§ **Exercise**: Give back the records below exactly, every one, with no pictures.

§ **Material for this exercise**:
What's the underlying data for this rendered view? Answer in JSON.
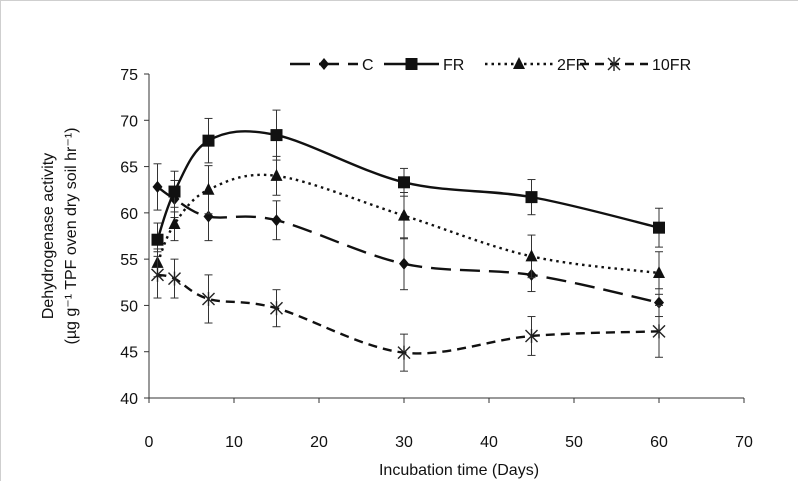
{
  "chart_data": {
    "type": "line",
    "xlabel": "Incubation time (Days)",
    "ylabel_line1": "Dehydrogenase activity",
    "ylabel_line2": "(µg g⁻¹ TPF oven dry soil hr⁻¹)",
    "xlim": [
      0,
      70
    ],
    "ylim": [
      40,
      75
    ],
    "xticks": [
      0,
      10,
      20,
      30,
      40,
      50,
      60,
      70
    ],
    "yticks": [
      40,
      45,
      50,
      55,
      60,
      65,
      70,
      75
    ],
    "grid": false,
    "legend_position": "top",
    "x": [
      1,
      3,
      7,
      15,
      30,
      45,
      60
    ],
    "series": [
      {
        "name": "C",
        "marker": "diamond",
        "dash": "long-dash",
        "values": [
          62.8,
          61.5,
          59.6,
          59.2,
          54.5,
          53.3,
          50.3
        ],
        "errors": [
          2.5,
          2.0,
          2.6,
          2.1,
          2.8,
          1.8,
          1.5
        ]
      },
      {
        "name": "FR",
        "marker": "square",
        "dash": "solid",
        "values": [
          57.1,
          62.3,
          67.8,
          68.4,
          63.3,
          61.7,
          58.4
        ],
        "errors": [
          1.8,
          2.2,
          2.4,
          2.7,
          1.5,
          1.9,
          2.1
        ]
      },
      {
        "name": "2FR",
        "marker": "triangle",
        "dash": "dotted",
        "values": [
          54.6,
          58.8,
          62.5,
          64.0,
          59.7,
          55.3,
          53.5
        ],
        "errors": [
          1.5,
          1.8,
          2.6,
          2.1,
          2.5,
          2.3,
          2.3
        ]
      },
      {
        "name": "10FR",
        "marker": "star",
        "dash": "short-dash",
        "values": [
          53.3,
          52.9,
          50.7,
          49.7,
          44.9,
          46.7,
          47.2
        ],
        "errors": [
          2.5,
          2.1,
          2.6,
          2.0,
          2.0,
          2.1,
          2.8
        ]
      }
    ]
  }
}
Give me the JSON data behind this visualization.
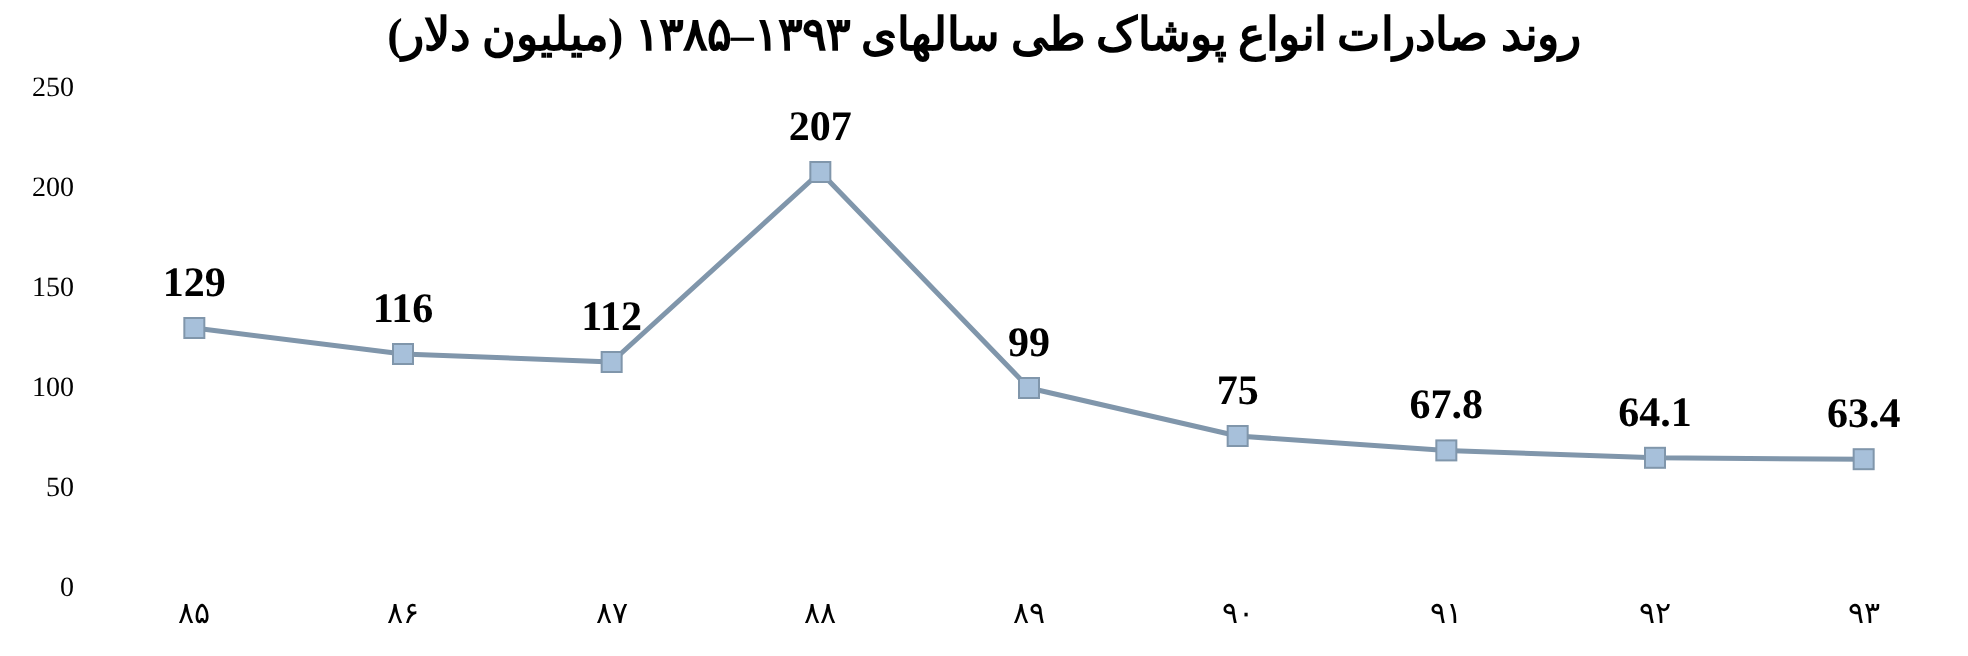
{
  "chart_data": {
    "type": "line",
    "title": "روند صادرات انواع پوشاک طی سالهای ۱۳۹۳–۱۳۸۵ (میلیون دلار)",
    "categories": [
      "۸۵",
      "۸۶",
      "۸۷",
      "۸۸",
      "۸۹",
      "۹۰",
      "۹۱",
      "۹۲",
      "۹۳"
    ],
    "series": [
      {
        "color": "#8096ab",
        "values": [
          129,
          116,
          112,
          207,
          99,
          75,
          67.8,
          64.1,
          63.4
        ]
      }
    ],
    "ylim": [
      0,
      250
    ],
    "yticks": [
      0,
      50,
      100,
      150,
      200,
      250
    ],
    "grid": false,
    "legend": false,
    "marker": "square",
    "line_style": "solid",
    "data_labels": true
  }
}
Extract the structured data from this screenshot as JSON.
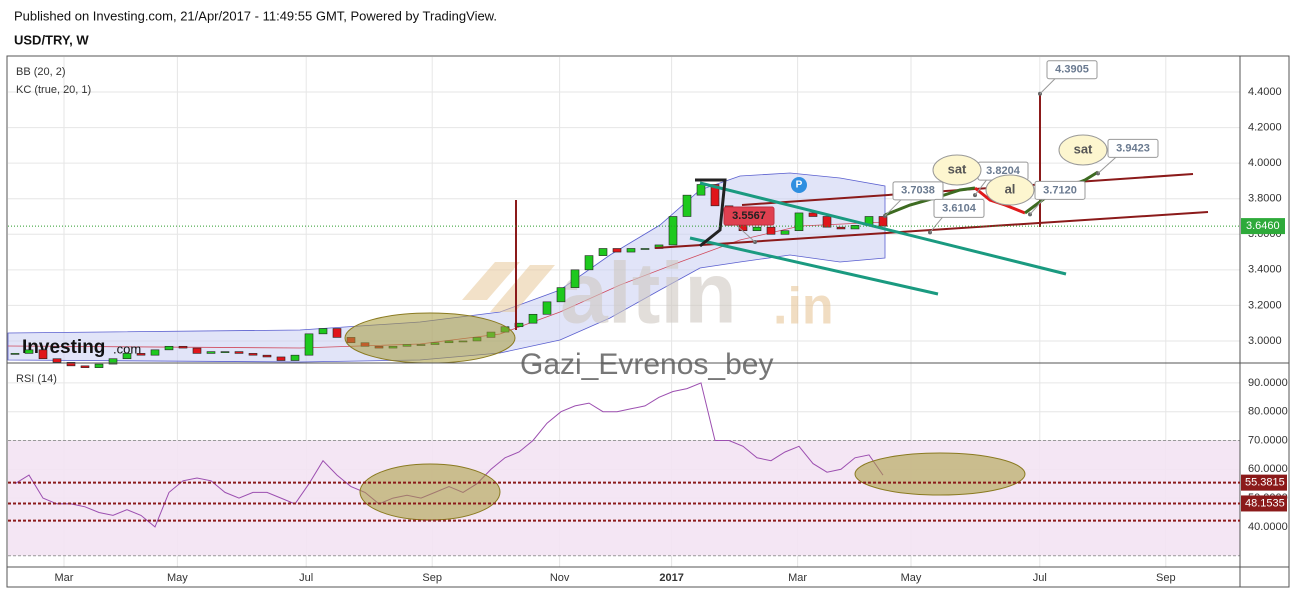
{
  "header": {
    "published": "Published on Investing.com, 21/Apr/2017 - 11:49:55 GMT, Powered by TradingView.",
    "symbol": "USD/TRY, W"
  },
  "watermarks": {
    "logo": "Investing",
    "logo_suffix": ".com",
    "site": "altin",
    "site_suffix": ".in",
    "author": "Gazi_Evrenos_bey"
  },
  "chart_data": [
    {
      "type": "candlestick",
      "indicators": [
        "BB (20, 2)",
        "KC (true, 20, 1)"
      ],
      "marker": "P",
      "xlim": [
        0,
        88
      ],
      "ylim": [
        2.876,
        4.597
      ],
      "grid": true,
      "up_color": "#1ec91e",
      "down_color": "#e0151b",
      "yticks": [
        {
          "value": 3.0,
          "label": "3.0000"
        },
        {
          "value": 3.2,
          "label": "3.2000"
        },
        {
          "value": 3.4,
          "label": "3.4000"
        },
        {
          "value": 3.6,
          "label": "3.6000"
        },
        {
          "value": 3.8,
          "label": "3.8000"
        },
        {
          "value": 4.0,
          "label": "4.0000"
        },
        {
          "value": 4.2,
          "label": "4.2000"
        },
        {
          "value": 4.4,
          "label": "4.4000"
        }
      ],
      "values": [
        2.93,
        2.95,
        2.9,
        2.88,
        2.86,
        2.85,
        2.87,
        2.9,
        2.93,
        2.92,
        2.95,
        2.97,
        2.96,
        2.93,
        2.94,
        2.94,
        2.93,
        2.92,
        2.91,
        2.89,
        2.92,
        3.04,
        3.07,
        3.02,
        2.99,
        2.97,
        2.96,
        2.97,
        2.98,
        2.98,
        2.99,
        3.0,
        3.0,
        3.02,
        3.05,
        3.08,
        3.1,
        3.15,
        3.22,
        3.3,
        3.4,
        3.48,
        3.52,
        3.5,
        3.52,
        3.52,
        3.54,
        3.7,
        3.82,
        3.88,
        3.76,
        3.65,
        3.62,
        3.64,
        3.6,
        3.62,
        3.72,
        3.7,
        3.64,
        3.63,
        3.65,
        3.7,
        3.646
      ],
      "last": {
        "value": 3.646,
        "label": "3.6460"
      },
      "annotations": [
        {
          "value": 4.3905,
          "label": "4.3905"
        },
        {
          "value": 3.9423,
          "label": "3.9423"
        },
        {
          "value": 3.8204,
          "label": "3.8204"
        },
        {
          "value": 3.712,
          "label": "3.7120"
        },
        {
          "value": 3.7038,
          "label": "3.7038"
        },
        {
          "value": 3.6104,
          "label": "3.6104"
        },
        {
          "value": 3.5567,
          "label": "3.5567"
        }
      ],
      "signals": [
        "sat",
        "al",
        "sat"
      ]
    },
    {
      "type": "line",
      "title": "RSI (14)",
      "color": "#9c4fb0",
      "xlim": [
        0,
        88
      ],
      "ylim": [
        26.1,
        96.9
      ],
      "grid": true,
      "xticks": [
        {
          "value": 4,
          "label": "Mar"
        },
        {
          "value": 12.1,
          "label": "May"
        },
        {
          "value": 21.3,
          "label": "Jul"
        },
        {
          "value": 30.3,
          "label": "Sep"
        },
        {
          "value": 39.4,
          "label": "Nov"
        },
        {
          "value": 47.4,
          "label": "2017"
        },
        {
          "value": 56.4,
          "label": "Mar"
        },
        {
          "value": 64.5,
          "label": "May"
        },
        {
          "value": 73.7,
          "label": "Jul"
        },
        {
          "value": 82.7,
          "label": "Sep"
        }
      ],
      "yticks": [
        {
          "value": 40,
          "label": "40.0000"
        },
        {
          "value": 50,
          "label": "50.0000"
        },
        {
          "value": 60,
          "label": "60.0000"
        },
        {
          "value": 70,
          "label": "70.0000"
        },
        {
          "value": 80,
          "label": "80.0000"
        },
        {
          "value": 90,
          "label": "90.0000"
        }
      ],
      "band": [
        30,
        70
      ],
      "values": [
        55,
        58,
        50,
        48,
        48,
        47,
        45,
        44,
        46,
        44,
        40,
        52,
        56,
        57,
        56,
        52,
        50,
        52,
        52,
        50,
        48,
        55,
        63,
        58,
        54,
        52,
        48,
        50,
        51,
        50,
        52,
        54,
        52,
        55,
        60,
        64,
        66,
        70,
        76,
        80,
        82,
        83,
        80,
        80,
        81,
        82,
        85,
        87,
        88,
        90,
        70,
        70,
        68,
        64,
        63,
        66,
        68,
        62,
        59,
        60,
        64,
        65,
        58
      ],
      "levels": [
        {
          "value": 55.3815,
          "label": "55.3815"
        },
        {
          "value": 48.1535,
          "label": "48.1535"
        }
      ],
      "guide_lines": [
        42.2
      ]
    }
  ]
}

§ **Final result**:
What's the underlying data for this rendered view? Answer in JSON.
{
  "chart_data": {
    "type": "line",
    "xlabel": "Incubation time (Days)",
    "ylabel_line1": "Dehydrogenase activity",
    "ylabel_line2": "(µg g⁻¹ TPF oven dry soil hr⁻¹)",
    "xlim": [
      0,
      70
    ],
    "ylim": [
      40,
      75
    ],
    "xticks": [
      0,
      10,
      20,
      30,
      40,
      50,
      60,
      70
    ],
    "yticks": [
      40,
      45,
      50,
      55,
      60,
      65,
      70,
      75
    ],
    "grid": false,
    "legend_position": "top",
    "x": [
      1,
      3,
      7,
      15,
      30,
      45,
      60
    ],
    "series": [
      {
        "name": "C",
        "marker": "diamond",
        "dash": "long-dash",
        "values": [
          62.8,
          61.5,
          59.6,
          59.2,
          54.5,
          53.3,
          50.3
        ],
        "errors": [
          2.5,
          2.0,
          2.6,
          2.1,
          2.8,
          1.8,
          1.5
        ]
      },
      {
        "name": "FR",
        "marker": "square",
        "dash": "solid",
        "values": [
          57.1,
          62.3,
          67.8,
          68.4,
          63.3,
          61.7,
          58.4
        ],
        "errors": [
          1.8,
          2.2,
          2.4,
          2.7,
          1.5,
          1.9,
          2.1
        ]
      },
      {
        "name": "2FR",
        "marker": "triangle",
        "dash": "dotted",
        "values": [
          54.6,
          58.8,
          62.5,
          64.0,
          59.7,
          55.3,
          53.5
        ],
        "errors": [
          1.5,
          1.8,
          2.6,
          2.1,
          2.5,
          2.3,
          2.3
        ]
      },
      {
        "name": "10FR",
        "marker": "star",
        "dash": "short-dash",
        "values": [
          53.3,
          52.9,
          50.7,
          49.7,
          44.9,
          46.7,
          47.2
        ],
        "errors": [
          2.5,
          2.1,
          2.6,
          2.0,
          2.0,
          2.1,
          2.8
        ]
      }
    ]
  }
}
Give me the JSON data behind this visualization.
{
  "chart_data": {
    "type": "line",
    "title": "روند صادرات انواع پوشاک طی سالهای ۱۳۹۳–۱۳۸۵ (میلیون دلار)",
    "categories": [
      "۸۵",
      "۸۶",
      "۸۷",
      "۸۸",
      "۸۹",
      "۹۰",
      "۹۱",
      "۹۲",
      "۹۳"
    ],
    "series": [
      {
        "color": "#8096ab",
        "values": [
          129,
          116,
          112,
          207,
          99,
          75,
          67.8,
          64.1,
          63.4
        ]
      }
    ],
    "ylim": [
      0,
      250
    ],
    "yticks": [
      0,
      50,
      100,
      150,
      200,
      250
    ],
    "grid": false,
    "legend": false,
    "marker": "square",
    "line_style": "solid",
    "data_labels": true
  }
}
Extract the structured data from this screenshot as JSON.
{
  "header": {
    "published": "Published on Investing.com, 21/Apr/2017 - 11:49:55 GMT, Powered by TradingView.",
    "symbol": "USD/TRY, W"
  },
  "watermarks": {
    "logo": "Investing",
    "logo_suffix": ".com",
    "site": "altin",
    "site_suffix": ".in",
    "author": "Gazi_Evrenos_bey"
  },
  "chart_data": [
    {
      "type": "candlestick",
      "indicators": [
        "BB (20, 2)",
        "KC (true, 20, 1)"
      ],
      "marker": "P",
      "xlim": [
        0,
        88
      ],
      "ylim": [
        2.876,
        4.597
      ],
      "grid": true,
      "up_color": "#1ec91e",
      "down_color": "#e0151b",
      "yticks": [
        {
          "value": 3.0,
          "label": "3.0000"
        },
        {
          "value": 3.2,
          "label": "3.2000"
        },
        {
          "value": 3.4,
          "label": "3.4000"
        },
        {
          "value": 3.6,
          "label": "3.6000"
        },
        {
          "value": 3.8,
          "label": "3.8000"
        },
        {
          "value": 4.0,
          "label": "4.0000"
        },
        {
          "value": 4.2,
          "label": "4.2000"
        },
        {
          "value": 4.4,
          "label": "4.4000"
        }
      ],
      "values": [
        2.93,
        2.95,
        2.9,
        2.88,
        2.86,
        2.85,
        2.87,
        2.9,
        2.93,
        2.92,
        2.95,
        2.97,
        2.96,
        2.93,
        2.94,
        2.94,
        2.93,
        2.92,
        2.91,
        2.89,
        2.92,
        3.04,
        3.07,
        3.02,
        2.99,
        2.97,
        2.96,
        2.97,
        2.98,
        2.98,
        2.99,
        3.0,
        3.0,
        3.02,
        3.05,
        3.08,
        3.1,
        3.15,
        3.22,
        3.3,
        3.4,
        3.48,
        3.52,
        3.5,
        3.52,
        3.52,
        3.54,
        3.7,
        3.82,
        3.88,
        3.76,
        3.65,
        3.62,
        3.64,
        3.6,
        3.62,
        3.72,
        3.7,
        3.64,
        3.63,
        3.65,
        3.7,
        3.646
      ],
      "last": {
        "value": 3.646,
        "label": "3.6460"
      },
      "annotations": [
        {
          "value": 4.3905,
          "label": "4.3905"
        },
        {
          "value": 3.9423,
          "label": "3.9423"
        },
        {
          "value": 3.8204,
          "label": "3.8204"
        },
        {
          "value": 3.712,
          "label": "3.7120"
        },
        {
          "value": 3.7038,
          "label": "3.7038"
        },
        {
          "value": 3.6104,
          "label": "3.6104"
        },
        {
          "value": 3.5567,
          "label": "3.5567"
        }
      ],
      "signals": [
        "sat",
        "al",
        "sat"
      ]
    },
    {
      "type": "line",
      "title": "RSI (14)",
      "color": "#9c4fb0",
      "xlim": [
        0,
        88
      ],
      "ylim": [
        26.1,
        96.9
      ],
      "grid": true,
      "xticks": [
        {
          "value": 4,
          "label": "Mar"
        },
        {
          "value": 12.1,
          "label": "May"
        },
        {
          "value": 21.3,
          "label": "Jul"
        },
        {
          "value": 30.3,
          "label": "Sep"
        },
        {
          "value": 39.4,
          "label": "Nov"
        },
        {
          "value": 47.4,
          "label": "2017"
        },
        {
          "value": 56.4,
          "label": "Mar"
        },
        {
          "value": 64.5,
          "label": "May"
        },
        {
          "value": 73.7,
          "label": "Jul"
        },
        {
          "value": 82.7,
          "label": "Sep"
        }
      ],
      "yticks": [
        {
          "value": 40,
          "label": "40.0000"
        },
        {
          "value": 50,
          "label": "50.0000"
        },
        {
          "value": 60,
          "label": "60.0000"
        },
        {
          "value": 70,
          "label": "70.0000"
        },
        {
          "value": 80,
          "label": "80.0000"
        },
        {
          "value": 90,
          "label": "90.0000"
        }
      ],
      "band": [
        30,
        70
      ],
      "values": [
        55,
        58,
        50,
        48,
        48,
        47,
        45,
        44,
        46,
        44,
        40,
        52,
        56,
        57,
        56,
        52,
        50,
        52,
        52,
        50,
        48,
        55,
        63,
        58,
        54,
        52,
        48,
        50,
        51,
        50,
        52,
        54,
        52,
        55,
        60,
        64,
        66,
        70,
        76,
        80,
        82,
        83,
        80,
        80,
        81,
        82,
        85,
        87,
        88,
        90,
        70,
        70,
        68,
        64,
        63,
        66,
        68,
        62,
        59,
        60,
        64,
        65,
        58
      ],
      "levels": [
        {
          "value": 55.3815,
          "label": "55.3815"
        },
        {
          "value": 48.1535,
          "label": "48.1535"
        }
      ],
      "guide_lines": [
        42.2
      ]
    }
  ]
}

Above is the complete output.